##### Input rows

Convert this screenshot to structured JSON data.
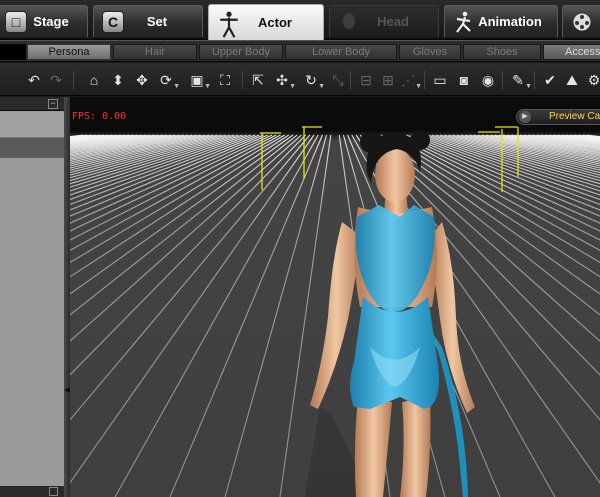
{
  "main_tabs": [
    {
      "label": "Stage",
      "icon": "stage-icon",
      "state": "normal"
    },
    {
      "label": "Set",
      "icon": "set-icon",
      "state": "normal"
    },
    {
      "label": "Actor",
      "icon": "actor-icon",
      "state": "active"
    },
    {
      "label": "Head",
      "icon": "head-icon",
      "state": "disabled"
    },
    {
      "label": "Animation",
      "icon": "animation-icon",
      "state": "normal"
    },
    {
      "label": "",
      "icon": "film-reel-icon",
      "state": "normal"
    }
  ],
  "sub_tabs": [
    {
      "label": "",
      "state": "black"
    },
    {
      "label": "Persona",
      "state": "active"
    },
    {
      "label": "Hair",
      "state": "disabled"
    },
    {
      "label": "Upper Body",
      "state": "disabled"
    },
    {
      "label": "Lower Body",
      "state": "disabled"
    },
    {
      "label": "Gloves",
      "state": "disabled"
    },
    {
      "label": "Shoes",
      "state": "disabled"
    },
    {
      "label": "Access",
      "state": "enabled"
    }
  ],
  "toolbar": {
    "tools": [
      {
        "name": "undo-icon",
        "glyph": "↶",
        "dim": false,
        "dropdown": false
      },
      {
        "name": "redo-icon",
        "glyph": "↷",
        "dim": true,
        "dropdown": false
      },
      {
        "name": "home-icon",
        "glyph": "⌂",
        "dim": false,
        "dropdown": false
      },
      {
        "name": "drop-to-floor-icon",
        "glyph": "⬍",
        "dim": false,
        "dropdown": false
      },
      {
        "name": "move-icon",
        "glyph": "✥",
        "dim": false,
        "dropdown": false
      },
      {
        "name": "rotate-icon",
        "glyph": "⟳",
        "dim": false,
        "dropdown": true
      },
      {
        "name": "box-view-icon",
        "glyph": "▣",
        "dim": false,
        "dropdown": true
      },
      {
        "name": "frame-icon",
        "glyph": "⛶",
        "dim": false,
        "dropdown": false
      },
      {
        "name": "select-icon",
        "glyph": "⇱",
        "dim": false,
        "dropdown": false
      },
      {
        "name": "transform-icon",
        "glyph": "✣",
        "dim": false,
        "dropdown": true
      },
      {
        "name": "rotate-camera-icon",
        "glyph": "↻",
        "dim": false,
        "dropdown": true
      },
      {
        "name": "scale-icon",
        "glyph": "⤡",
        "dim": true,
        "dropdown": false
      },
      {
        "name": "align-icon",
        "glyph": "⊟",
        "dim": true,
        "dropdown": false
      },
      {
        "name": "distribute-icon",
        "glyph": "⊞",
        "dim": true,
        "dropdown": false
      },
      {
        "name": "snap-icon",
        "glyph": "⋰",
        "dim": true,
        "dropdown": true
      },
      {
        "name": "window-icon",
        "glyph": "▭",
        "dim": false,
        "dropdown": false
      },
      {
        "name": "preview-icon",
        "glyph": "◙",
        "dim": false,
        "dropdown": false
      },
      {
        "name": "fit-view-icon",
        "glyph": "◉",
        "dim": false,
        "dropdown": false
      },
      {
        "name": "brush-icon",
        "glyph": "✎",
        "dim": false,
        "dropdown": true
      },
      {
        "name": "check-icon",
        "glyph": "✔",
        "dim": false,
        "dropdown": false
      },
      {
        "name": "terrain-icon",
        "glyph": "⛰",
        "dim": false,
        "dropdown": false
      },
      {
        "name": "settings-icon",
        "glyph": "⚙",
        "dim": false,
        "dropdown": false
      }
    ]
  },
  "viewport": {
    "fps_text": "FPS: 0.00",
    "preview_camera_label": "Preview Ca"
  },
  "colors": {
    "fps_red": "#ff3030",
    "camera_label": "#ffd34a",
    "dress_blue": "#2aa6d4",
    "grid_line": "#dedede"
  }
}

##########

### Task to carry out
Your task is to gather every line with the word "rotate" and copy it.

### Task solution
        "name": "rotate-icon",
        "name": "rotate-camera-icon",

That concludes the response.